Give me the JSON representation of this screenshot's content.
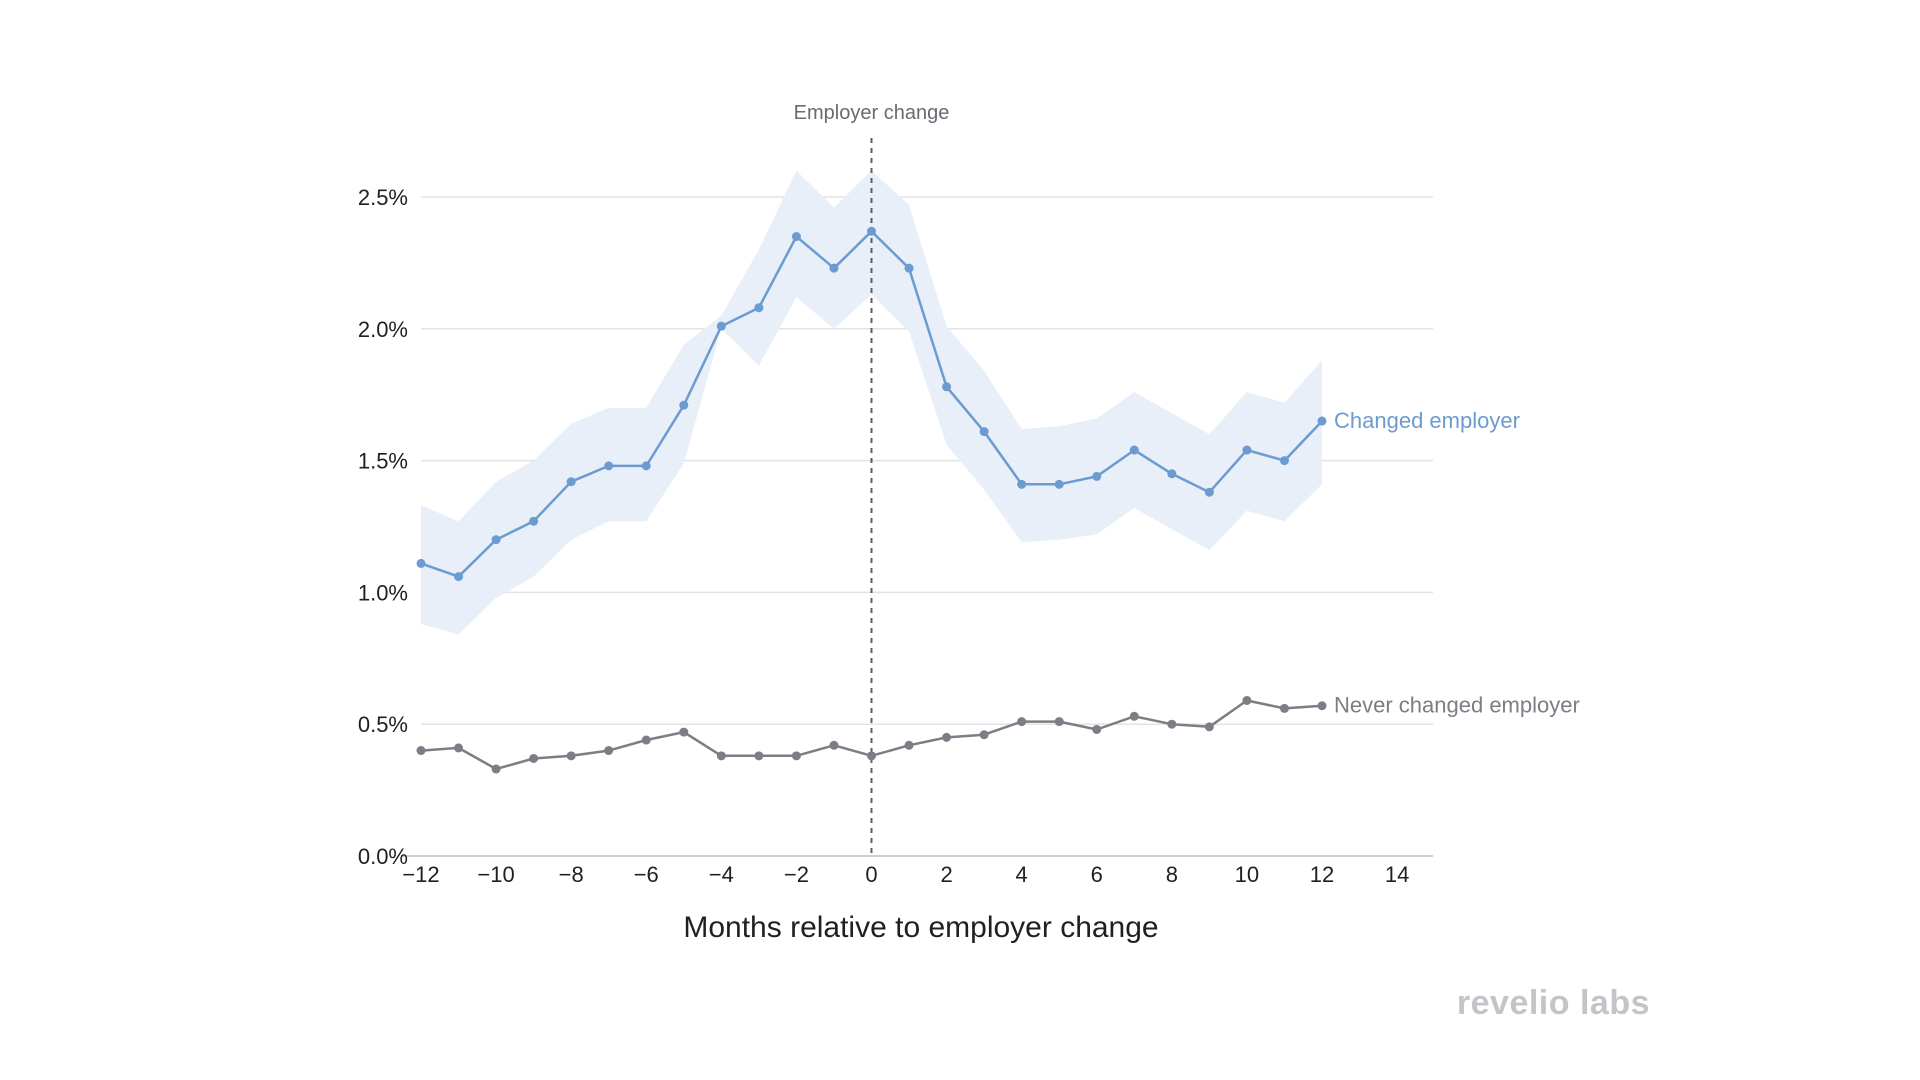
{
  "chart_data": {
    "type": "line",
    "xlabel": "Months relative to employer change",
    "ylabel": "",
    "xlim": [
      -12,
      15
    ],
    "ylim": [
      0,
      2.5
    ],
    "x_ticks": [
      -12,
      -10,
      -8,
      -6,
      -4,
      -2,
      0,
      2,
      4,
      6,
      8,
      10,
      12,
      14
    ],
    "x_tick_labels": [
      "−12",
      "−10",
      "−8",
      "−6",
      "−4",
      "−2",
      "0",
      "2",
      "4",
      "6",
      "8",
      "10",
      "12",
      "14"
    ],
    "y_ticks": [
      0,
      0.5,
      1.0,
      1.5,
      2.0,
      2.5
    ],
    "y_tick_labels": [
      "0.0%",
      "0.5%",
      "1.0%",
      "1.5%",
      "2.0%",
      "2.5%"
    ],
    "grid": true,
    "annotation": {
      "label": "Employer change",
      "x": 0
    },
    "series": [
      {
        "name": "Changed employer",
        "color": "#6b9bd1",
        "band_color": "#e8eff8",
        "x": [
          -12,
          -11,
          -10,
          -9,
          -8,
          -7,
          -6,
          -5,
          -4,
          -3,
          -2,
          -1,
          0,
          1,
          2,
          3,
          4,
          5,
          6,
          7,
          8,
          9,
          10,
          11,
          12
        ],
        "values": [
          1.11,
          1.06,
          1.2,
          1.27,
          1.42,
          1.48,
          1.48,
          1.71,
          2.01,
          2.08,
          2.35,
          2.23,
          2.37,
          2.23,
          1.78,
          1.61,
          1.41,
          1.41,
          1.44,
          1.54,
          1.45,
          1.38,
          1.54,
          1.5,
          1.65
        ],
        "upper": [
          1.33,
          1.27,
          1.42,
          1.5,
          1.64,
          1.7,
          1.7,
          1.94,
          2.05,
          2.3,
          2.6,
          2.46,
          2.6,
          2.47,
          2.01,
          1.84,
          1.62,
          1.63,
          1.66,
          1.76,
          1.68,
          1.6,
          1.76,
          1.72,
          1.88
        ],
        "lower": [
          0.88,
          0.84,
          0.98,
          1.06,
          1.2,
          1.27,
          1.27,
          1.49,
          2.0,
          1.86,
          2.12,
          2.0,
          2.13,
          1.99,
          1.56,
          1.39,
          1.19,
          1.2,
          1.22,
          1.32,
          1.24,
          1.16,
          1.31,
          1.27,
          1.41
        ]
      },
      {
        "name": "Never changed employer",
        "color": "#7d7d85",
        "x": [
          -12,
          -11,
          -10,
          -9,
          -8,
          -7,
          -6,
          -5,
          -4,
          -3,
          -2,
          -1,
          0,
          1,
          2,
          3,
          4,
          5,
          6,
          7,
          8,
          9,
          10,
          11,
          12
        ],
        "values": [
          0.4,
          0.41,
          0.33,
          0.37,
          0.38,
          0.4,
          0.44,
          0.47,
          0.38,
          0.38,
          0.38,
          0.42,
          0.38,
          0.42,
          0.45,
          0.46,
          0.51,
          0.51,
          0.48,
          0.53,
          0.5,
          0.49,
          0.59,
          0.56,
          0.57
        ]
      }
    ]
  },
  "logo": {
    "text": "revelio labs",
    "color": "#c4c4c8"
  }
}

###

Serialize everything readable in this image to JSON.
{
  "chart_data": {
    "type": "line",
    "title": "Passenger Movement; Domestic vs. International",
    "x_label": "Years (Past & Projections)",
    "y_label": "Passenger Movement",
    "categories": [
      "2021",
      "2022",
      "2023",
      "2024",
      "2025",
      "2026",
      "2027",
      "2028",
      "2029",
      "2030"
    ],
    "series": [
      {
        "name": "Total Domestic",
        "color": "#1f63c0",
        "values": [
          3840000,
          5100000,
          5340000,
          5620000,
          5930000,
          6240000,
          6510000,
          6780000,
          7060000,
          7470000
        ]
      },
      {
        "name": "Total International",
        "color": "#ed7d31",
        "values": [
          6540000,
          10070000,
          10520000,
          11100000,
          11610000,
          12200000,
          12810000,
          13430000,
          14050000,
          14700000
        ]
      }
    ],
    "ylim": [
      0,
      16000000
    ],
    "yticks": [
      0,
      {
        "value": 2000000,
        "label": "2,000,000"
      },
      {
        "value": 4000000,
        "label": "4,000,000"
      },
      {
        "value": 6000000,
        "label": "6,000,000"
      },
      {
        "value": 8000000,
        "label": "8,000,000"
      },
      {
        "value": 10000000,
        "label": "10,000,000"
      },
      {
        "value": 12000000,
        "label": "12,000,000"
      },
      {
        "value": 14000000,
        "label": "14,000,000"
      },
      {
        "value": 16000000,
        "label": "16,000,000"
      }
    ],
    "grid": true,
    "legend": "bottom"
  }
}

###

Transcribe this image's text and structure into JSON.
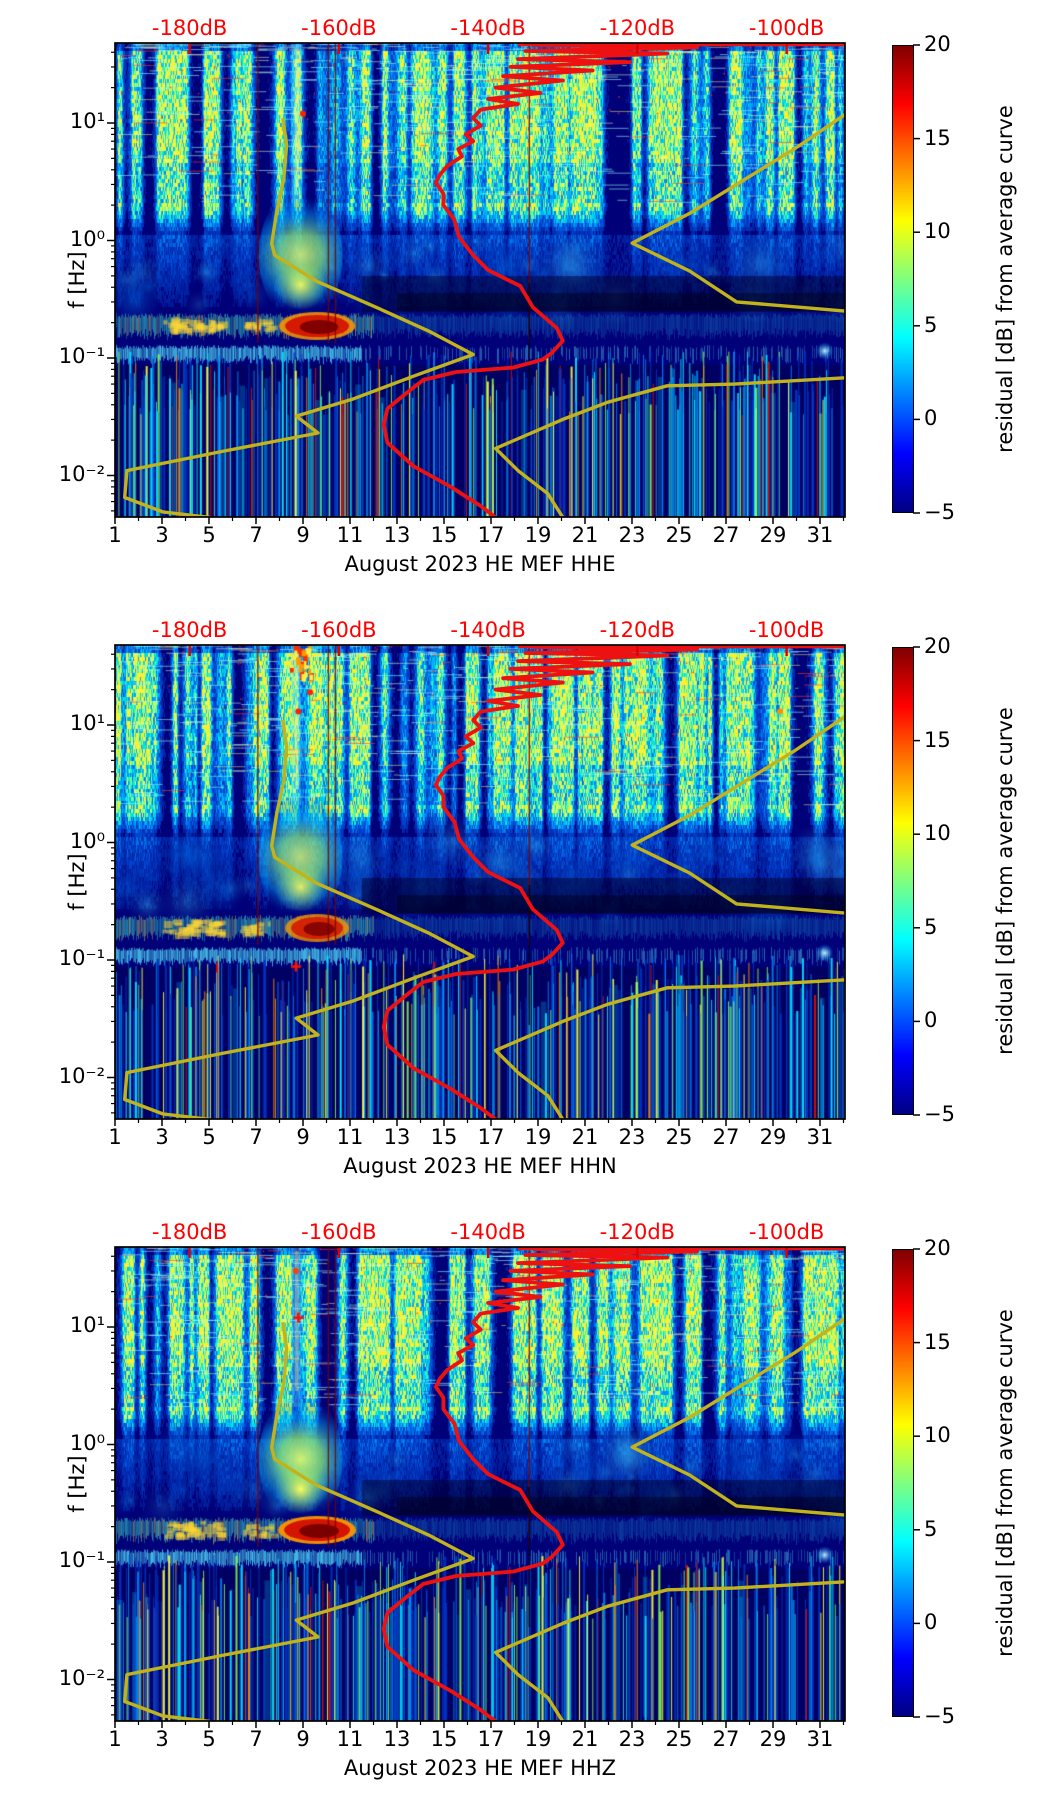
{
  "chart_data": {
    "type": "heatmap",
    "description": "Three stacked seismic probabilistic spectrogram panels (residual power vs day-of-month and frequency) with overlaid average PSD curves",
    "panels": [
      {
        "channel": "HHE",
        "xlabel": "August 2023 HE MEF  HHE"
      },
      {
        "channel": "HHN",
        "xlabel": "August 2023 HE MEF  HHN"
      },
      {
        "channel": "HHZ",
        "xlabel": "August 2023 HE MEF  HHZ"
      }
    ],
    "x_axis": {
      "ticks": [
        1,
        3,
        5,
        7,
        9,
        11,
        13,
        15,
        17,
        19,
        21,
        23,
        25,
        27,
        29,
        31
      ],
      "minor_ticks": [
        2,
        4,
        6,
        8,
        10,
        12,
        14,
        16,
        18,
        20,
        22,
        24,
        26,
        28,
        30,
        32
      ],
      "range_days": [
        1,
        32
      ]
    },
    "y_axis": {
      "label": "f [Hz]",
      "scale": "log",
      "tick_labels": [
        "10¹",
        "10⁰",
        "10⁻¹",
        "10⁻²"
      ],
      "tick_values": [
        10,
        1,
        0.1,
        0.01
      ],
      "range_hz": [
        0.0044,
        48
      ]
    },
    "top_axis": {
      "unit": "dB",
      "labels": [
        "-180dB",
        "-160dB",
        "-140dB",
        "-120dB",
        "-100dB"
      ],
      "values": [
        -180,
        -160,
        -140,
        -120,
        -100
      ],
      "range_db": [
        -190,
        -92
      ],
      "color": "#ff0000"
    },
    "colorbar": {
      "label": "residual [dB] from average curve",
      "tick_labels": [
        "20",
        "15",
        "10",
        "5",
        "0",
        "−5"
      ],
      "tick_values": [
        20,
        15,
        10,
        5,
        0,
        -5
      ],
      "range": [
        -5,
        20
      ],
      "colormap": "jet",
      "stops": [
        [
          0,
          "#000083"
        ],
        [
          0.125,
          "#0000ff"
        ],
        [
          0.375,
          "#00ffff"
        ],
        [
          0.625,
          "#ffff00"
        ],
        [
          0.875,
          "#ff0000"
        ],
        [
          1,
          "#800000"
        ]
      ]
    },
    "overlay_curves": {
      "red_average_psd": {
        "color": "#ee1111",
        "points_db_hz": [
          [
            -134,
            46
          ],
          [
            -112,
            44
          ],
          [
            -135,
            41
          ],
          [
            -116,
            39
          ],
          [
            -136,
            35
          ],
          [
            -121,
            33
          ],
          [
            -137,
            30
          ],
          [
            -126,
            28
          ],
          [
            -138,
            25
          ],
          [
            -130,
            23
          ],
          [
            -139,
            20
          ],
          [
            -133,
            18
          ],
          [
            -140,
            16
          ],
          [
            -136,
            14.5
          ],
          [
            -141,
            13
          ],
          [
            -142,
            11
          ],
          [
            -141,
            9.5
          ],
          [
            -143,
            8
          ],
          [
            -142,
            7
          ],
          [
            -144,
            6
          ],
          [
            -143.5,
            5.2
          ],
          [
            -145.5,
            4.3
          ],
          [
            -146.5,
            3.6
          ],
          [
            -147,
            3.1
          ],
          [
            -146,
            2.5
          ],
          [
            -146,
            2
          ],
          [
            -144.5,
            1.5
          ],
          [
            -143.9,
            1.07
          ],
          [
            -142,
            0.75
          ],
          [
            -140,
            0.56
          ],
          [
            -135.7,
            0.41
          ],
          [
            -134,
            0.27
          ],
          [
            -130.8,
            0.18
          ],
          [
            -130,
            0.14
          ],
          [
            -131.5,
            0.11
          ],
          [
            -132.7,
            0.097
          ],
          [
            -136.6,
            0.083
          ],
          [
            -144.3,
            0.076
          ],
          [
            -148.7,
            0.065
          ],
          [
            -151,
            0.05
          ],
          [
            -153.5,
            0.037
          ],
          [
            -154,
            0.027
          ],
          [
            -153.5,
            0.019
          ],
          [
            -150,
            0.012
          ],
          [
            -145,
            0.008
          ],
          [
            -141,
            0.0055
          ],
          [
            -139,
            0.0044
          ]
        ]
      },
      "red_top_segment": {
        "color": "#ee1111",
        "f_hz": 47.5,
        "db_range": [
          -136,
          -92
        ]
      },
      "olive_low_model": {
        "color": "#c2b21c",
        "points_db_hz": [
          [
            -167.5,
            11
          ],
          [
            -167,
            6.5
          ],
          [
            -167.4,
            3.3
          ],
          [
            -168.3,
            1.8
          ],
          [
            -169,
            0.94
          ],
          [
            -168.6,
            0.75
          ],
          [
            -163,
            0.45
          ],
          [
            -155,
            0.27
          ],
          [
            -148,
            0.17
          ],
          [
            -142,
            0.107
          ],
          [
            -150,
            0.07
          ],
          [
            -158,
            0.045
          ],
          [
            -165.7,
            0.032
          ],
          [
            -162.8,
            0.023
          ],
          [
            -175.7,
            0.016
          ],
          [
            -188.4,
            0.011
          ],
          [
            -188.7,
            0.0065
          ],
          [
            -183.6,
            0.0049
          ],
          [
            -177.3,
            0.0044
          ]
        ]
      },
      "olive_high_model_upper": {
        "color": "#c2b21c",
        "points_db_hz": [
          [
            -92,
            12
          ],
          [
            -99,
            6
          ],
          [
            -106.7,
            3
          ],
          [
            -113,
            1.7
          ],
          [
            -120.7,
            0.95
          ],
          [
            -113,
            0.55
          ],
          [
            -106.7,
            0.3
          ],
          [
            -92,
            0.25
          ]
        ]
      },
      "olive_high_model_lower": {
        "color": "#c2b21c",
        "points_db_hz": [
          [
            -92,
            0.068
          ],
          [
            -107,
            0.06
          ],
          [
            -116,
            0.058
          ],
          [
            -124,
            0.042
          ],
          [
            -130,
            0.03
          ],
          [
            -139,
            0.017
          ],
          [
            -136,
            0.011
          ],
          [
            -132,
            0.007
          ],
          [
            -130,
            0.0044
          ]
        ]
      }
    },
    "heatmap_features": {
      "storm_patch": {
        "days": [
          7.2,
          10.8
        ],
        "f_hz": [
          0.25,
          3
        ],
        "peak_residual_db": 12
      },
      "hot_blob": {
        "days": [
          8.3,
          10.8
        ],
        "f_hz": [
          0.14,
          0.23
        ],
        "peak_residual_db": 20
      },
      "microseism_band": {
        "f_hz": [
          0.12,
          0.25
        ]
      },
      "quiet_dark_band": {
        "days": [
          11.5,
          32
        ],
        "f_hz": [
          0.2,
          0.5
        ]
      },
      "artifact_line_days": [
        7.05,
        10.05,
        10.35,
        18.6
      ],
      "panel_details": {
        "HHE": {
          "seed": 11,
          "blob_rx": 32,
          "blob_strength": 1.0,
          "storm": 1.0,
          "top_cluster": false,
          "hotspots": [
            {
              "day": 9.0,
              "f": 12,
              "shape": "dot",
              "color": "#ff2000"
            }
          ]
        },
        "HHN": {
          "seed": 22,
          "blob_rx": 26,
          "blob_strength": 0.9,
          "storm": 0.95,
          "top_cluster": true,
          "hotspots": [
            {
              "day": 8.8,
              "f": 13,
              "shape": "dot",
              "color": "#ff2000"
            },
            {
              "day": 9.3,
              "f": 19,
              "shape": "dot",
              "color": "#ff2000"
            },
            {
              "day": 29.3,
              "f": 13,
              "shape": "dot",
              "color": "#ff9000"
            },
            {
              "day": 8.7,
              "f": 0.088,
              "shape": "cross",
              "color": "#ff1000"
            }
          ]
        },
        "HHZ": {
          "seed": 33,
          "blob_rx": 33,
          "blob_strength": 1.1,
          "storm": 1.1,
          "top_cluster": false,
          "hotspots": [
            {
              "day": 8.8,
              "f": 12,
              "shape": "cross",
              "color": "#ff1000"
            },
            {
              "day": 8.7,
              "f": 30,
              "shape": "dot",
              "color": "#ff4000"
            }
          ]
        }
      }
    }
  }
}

###

Copy each line of the entries that includes the word "this".

The completed task:
Give me the JSON representation of this screenshot's content.
Serialize everything readable in this image to JSON.
Transcribe this image's text and structure into JSON.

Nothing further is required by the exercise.